Write out the whole listing again, exactly.

▼

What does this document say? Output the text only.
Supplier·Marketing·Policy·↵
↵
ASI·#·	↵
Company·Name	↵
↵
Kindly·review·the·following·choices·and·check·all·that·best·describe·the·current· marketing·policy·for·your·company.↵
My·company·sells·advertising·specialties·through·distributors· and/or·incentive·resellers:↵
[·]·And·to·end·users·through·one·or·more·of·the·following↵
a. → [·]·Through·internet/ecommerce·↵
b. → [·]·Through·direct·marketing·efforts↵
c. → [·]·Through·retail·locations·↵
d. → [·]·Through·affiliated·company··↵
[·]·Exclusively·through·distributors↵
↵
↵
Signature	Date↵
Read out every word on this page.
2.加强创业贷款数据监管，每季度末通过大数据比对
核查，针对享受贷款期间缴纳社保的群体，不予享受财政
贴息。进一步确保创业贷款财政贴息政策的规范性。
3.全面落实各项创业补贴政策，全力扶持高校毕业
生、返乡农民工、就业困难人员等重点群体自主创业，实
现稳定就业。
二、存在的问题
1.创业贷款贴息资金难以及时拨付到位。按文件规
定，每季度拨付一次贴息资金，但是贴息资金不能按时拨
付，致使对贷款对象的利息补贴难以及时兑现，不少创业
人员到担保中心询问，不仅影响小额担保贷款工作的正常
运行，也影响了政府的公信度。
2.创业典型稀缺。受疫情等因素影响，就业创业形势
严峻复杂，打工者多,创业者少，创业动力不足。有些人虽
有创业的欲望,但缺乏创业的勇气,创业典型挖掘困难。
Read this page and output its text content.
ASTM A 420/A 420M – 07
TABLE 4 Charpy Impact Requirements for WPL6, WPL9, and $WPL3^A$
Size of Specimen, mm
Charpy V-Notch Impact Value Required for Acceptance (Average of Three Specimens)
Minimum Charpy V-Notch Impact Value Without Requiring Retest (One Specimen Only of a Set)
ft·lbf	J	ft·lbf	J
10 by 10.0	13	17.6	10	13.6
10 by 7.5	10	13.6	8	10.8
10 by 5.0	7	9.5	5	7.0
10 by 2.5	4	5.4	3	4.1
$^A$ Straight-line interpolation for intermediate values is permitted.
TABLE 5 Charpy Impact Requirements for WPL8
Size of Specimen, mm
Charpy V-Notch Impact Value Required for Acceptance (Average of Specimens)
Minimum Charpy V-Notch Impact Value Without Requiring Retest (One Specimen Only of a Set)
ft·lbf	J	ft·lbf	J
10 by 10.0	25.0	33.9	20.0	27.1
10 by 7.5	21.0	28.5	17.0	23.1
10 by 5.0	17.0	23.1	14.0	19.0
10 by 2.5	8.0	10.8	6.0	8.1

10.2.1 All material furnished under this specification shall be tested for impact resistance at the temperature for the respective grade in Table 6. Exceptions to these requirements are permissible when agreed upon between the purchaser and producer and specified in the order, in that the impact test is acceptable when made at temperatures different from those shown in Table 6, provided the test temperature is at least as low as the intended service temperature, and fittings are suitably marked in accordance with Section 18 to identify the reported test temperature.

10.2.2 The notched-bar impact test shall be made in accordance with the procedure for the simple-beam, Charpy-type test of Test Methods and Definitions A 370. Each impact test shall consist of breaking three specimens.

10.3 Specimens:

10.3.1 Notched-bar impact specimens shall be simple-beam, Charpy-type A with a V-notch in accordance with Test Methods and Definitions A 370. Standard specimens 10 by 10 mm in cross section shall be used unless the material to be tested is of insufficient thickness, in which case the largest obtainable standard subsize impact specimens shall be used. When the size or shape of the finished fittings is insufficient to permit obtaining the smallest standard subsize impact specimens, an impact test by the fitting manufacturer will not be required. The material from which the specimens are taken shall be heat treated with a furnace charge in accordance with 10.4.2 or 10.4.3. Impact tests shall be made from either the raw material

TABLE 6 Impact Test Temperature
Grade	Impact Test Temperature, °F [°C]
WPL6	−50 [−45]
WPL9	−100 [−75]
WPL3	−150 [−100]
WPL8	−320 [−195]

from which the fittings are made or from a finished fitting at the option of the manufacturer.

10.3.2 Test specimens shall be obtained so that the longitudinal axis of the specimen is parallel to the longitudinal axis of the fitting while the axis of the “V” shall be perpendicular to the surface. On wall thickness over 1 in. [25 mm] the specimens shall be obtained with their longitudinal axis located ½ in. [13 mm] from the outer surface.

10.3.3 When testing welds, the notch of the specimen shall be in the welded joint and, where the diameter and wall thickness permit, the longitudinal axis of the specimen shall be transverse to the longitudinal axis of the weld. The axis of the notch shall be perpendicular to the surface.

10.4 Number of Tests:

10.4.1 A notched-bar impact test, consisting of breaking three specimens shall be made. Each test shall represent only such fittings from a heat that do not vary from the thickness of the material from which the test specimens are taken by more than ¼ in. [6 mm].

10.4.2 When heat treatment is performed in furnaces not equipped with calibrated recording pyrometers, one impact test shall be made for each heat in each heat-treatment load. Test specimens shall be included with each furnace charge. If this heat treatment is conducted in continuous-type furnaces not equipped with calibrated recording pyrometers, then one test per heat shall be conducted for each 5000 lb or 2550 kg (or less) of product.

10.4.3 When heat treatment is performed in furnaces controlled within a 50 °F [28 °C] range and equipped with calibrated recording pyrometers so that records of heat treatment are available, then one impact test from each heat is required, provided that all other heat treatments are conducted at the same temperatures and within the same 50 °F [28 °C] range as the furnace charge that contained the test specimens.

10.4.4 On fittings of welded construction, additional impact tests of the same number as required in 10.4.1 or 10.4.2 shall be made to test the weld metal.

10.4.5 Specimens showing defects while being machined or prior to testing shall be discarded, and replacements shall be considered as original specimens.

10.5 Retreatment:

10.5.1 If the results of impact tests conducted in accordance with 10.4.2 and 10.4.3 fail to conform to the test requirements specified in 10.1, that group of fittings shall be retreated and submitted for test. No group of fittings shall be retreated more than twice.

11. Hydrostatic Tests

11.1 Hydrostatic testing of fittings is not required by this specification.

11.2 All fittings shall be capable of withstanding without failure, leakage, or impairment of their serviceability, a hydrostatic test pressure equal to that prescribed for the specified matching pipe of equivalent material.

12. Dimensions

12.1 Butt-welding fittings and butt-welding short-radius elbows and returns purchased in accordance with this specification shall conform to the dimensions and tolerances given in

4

▲

» Result of the exercise:
What does this document say? Output the text only.
Supplier·Marketing·Policy·↵
↵
ASI·#·	↵
Company·Name	↵
↵
Kindly·review·the·following·choices·and·check·all·that·best·describe·the·current· marketing·policy·for·your·company.↵
My·company·sells·advertising·specialties·through·distributors· and/or·incentive·resellers:↵
[·]·And·to·end·users·through·one·or·more·of·the·following↵
a. → [·]·Through·internet/ecommerce·↵
b. → [·]·Through·direct·marketing·efforts↵
c. → [·]·Through·retail·locations·↵
d. → [·]·Through·affiliated·company··↵
[·]·Exclusively·through·distributors↵
↵
↵
Signature	Date↵
Read out every word on this page.
2.加强创业贷款数据监管，每季度末通过大数据比对
核查，针对享受贷款期间缴纳社保的群体，不予享受财政
贴息。进一步确保创业贷款财政贴息政策的规范性。
3.全面落实各项创业补贴政策，全力扶持高校毕业
生、返乡农民工、就业困难人员等重点群体自主创业，实
现稳定就业。
二、存在的问题
1.创业贷款贴息资金难以及时拨付到位。按文件规
定，每季度拨付一次贴息资金，但是贴息资金不能按时拨
付，致使对贷款对象的利息补贴难以及时兑现，不少创业
人员到担保中心询问，不仅影响小额担保贷款工作的正常
运行，也影响了政府的公信度。
2.创业典型稀缺。受疫情等因素影响，就业创业形势
严峻复杂，打工者多,创业者少，创业动力不足。有些人虽
有创业的欲望,但缺乏创业的勇气,创业典型挖掘困难。
Read this page and output its text content.
ASTM A 420/A 420M – 07
TABLE 4 Charpy Impact Requirements for WPL6, WPL9, and $WPL3^A$
Size of Specimen, mm
Charpy V-Notch Impact Value Required for Acceptance (Average of Three Specimens)
Minimum Charpy V-Notch Impact Value Without Requiring Retest (One Specimen Only of a Set)
ft·lbf	J	ft·lbf	J
10 by 10.0	13	17.6	10	13.6
10 by 7.5	10	13.6	8	10.8
10 by 5.0	7	9.5	5	7.0
10 by 2.5	4	5.4	3	4.1
$^A$ Straight-line interpolation for intermediate values is permitted.
TABLE 5 Charpy Impact Requirements for WPL8
Size of Specimen, mm
Charpy V-Notch Impact Value Required for Acceptance (Average of Specimens)
Minimum Charpy V-Notch Impact Value Without Requiring Retest (One Specimen Only of a Set)
ft·lbf	J	ft·lbf	J
10 by 10.0	25.0	33.9	20.0	27.1
10 by 7.5	21.0	28.5	17.0	23.1
10 by 5.0	17.0	23.1	14.0	19.0
10 by 2.5	8.0	10.8	6.0	8.1

10.2.1 All material furnished under this specification shall be tested for impact resistance at the temperature for the respective grade in Table 6. Exceptions to these requirements are permissible when agreed upon between the purchaser and producer and specified in the order, in that the impact test is acceptable when made at temperatures different from those shown in Table 6, provided the test temperature is at least as low as the intended service temperature, and fittings are suitably marked in accordance with Section 18 to identify the reported test temperature.

10.2.2 The notched-bar impact test shall be made in accordance with the procedure for the simple-beam, Charpy-type test of Test Methods and Definitions A 370. Each impact test shall consist of breaking three specimens.

10.3 Specimens:

10.3.1 Notched-bar impact specimens shall be simple-beam, Charpy-type A with a V-notch in accordance with Test Methods and Definitions A 370. Standard specimens 10 by 10 mm in cross section shall be used unless the material to be tested is of insufficient thickness, in which case the largest obtainable standard subsize impact specimens shall be used. When the size or shape of the finished fittings is insufficient to permit obtaining the smallest standard subsize impact specimens, an impact test by the fitting manufacturer will not be required. The material from which the specimens are taken shall be heat treated with a furnace charge in accordance with 10.4.2 or 10.4.3. Impact tests shall be made from either the raw material

TABLE 6 Impact Test Temperature
Grade	Impact Test Temperature, °F [°C]
WPL6	−50 [−45]
WPL9	−100 [−75]
WPL3	−150 [−100]
WPL8	−320 [−195]

from which the fittings are made or from a finished fitting at the option of the manufacturer.

10.3.2 Test specimens shall be obtained so that the longitudinal axis of the specimen is parallel to the longitudinal axis of the fitting while the axis of the “V” shall be perpendicular to the surface. On wall thickness over 1 in. [25 mm] the specimens shall be obtained with their longitudinal axis located ½ in. [13 mm] from the outer surface.

10.3.3 When testing welds, the notch of the specimen shall be in the welded joint and, where the diameter and wall thickness permit, the longitudinal axis of the specimen shall be transverse to the longitudinal axis of the weld. The axis of the notch shall be perpendicular to the surface.

10.4 Number of Tests:

10.4.1 A notched-bar impact test, consisting of breaking three specimens shall be made. Each test shall represent only such fittings from a heat that do not vary from the thickness of the material from which the test specimens are taken by more than ¼ in. [6 mm].

10.4.2 When heat treatment is performed in furnaces not equipped with calibrated recording pyrometers, one impact test shall be made for each heat in each heat-treatment load. Test specimens shall be included with each furnace charge. If this heat treatment is conducted in continuous-type furnaces not equipped with calibrated recording pyrometers, then one test per heat shall be conducted for each 5000 lb or 2550 kg (or less) of product.

10.4.3 When heat treatment is performed in furnaces controlled within a 50 °F [28 °C] range and equipped with calibrated recording pyrometers so that records of heat treatment are available, then one impact test from each heat is required, provided that all other heat treatments are conducted at the same temperatures and within the same 50 °F [28 °C] range as the furnace charge that contained the test specimens.

10.4.4 On fittings of welded construction, additional impact tests of the same number as required in 10.4.1 or 10.4.2 shall be made to test the weld metal.

10.4.5 Specimens showing defects while being machined or prior to testing shall be discarded, and replacements shall be considered as original specimens.

10.5 Retreatment:

10.5.1 If the results of impact tests conducted in accordance with 10.4.2 and 10.4.3 fail to conform to the test requirements specified in 10.1, that group of fittings shall be retreated and submitted for test. No group of fittings shall be retreated more than twice.

11. Hydrostatic Tests

11.1 Hydrostatic testing of fittings is not required by this specification.

11.2 All fittings shall be capable of withstanding without failure, leakage, or impairment of their serviceability, a hydrostatic test pressure equal to that prescribed for the specified matching pipe of equivalent material.

12. Dimensions

12.1 Butt-welding fittings and butt-welding short-radius elbows and returns purchased in accordance with this specification shall conform to the dimensions and tolerances given in

4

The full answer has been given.